— start —

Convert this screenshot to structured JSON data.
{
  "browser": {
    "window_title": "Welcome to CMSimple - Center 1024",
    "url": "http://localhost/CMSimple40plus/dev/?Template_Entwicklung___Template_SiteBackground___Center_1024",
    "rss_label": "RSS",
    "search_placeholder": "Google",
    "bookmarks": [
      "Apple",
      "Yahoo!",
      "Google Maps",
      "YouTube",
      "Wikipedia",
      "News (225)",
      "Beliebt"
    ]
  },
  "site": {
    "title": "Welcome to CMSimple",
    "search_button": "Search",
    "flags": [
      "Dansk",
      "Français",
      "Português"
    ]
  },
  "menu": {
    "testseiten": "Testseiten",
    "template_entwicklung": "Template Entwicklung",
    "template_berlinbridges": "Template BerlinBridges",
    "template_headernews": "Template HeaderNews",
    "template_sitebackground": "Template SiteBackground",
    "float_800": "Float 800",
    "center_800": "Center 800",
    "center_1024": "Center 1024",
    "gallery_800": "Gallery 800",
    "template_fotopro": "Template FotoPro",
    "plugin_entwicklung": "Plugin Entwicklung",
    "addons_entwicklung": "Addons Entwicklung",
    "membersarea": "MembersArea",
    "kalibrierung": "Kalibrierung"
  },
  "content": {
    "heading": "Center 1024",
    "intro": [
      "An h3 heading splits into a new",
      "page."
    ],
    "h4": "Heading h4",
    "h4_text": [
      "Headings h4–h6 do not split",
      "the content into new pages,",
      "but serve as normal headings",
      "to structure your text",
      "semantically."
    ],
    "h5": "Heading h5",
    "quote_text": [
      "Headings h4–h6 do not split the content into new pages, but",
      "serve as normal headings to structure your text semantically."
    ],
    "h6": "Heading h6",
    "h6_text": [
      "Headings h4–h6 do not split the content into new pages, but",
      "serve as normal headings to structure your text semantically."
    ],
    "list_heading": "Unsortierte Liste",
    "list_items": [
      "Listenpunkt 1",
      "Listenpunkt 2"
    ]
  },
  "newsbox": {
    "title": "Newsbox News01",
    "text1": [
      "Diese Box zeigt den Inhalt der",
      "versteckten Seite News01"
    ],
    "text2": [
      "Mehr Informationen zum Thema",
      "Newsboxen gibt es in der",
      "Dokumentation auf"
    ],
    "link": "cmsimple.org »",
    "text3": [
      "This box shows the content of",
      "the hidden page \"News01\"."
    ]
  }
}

— end —

▶ _STATED PROBLEM_:
Identify each line of the material where the word "into" shows up, and copy it.

▶ _FINISHED TASK_:
      "An h3 heading splits into a new",
      "the content into new pages,",
      "Headings h4–h6 do not split the content into new pages, but",
      "Headings h4–h6 do not split the content into new pages, but",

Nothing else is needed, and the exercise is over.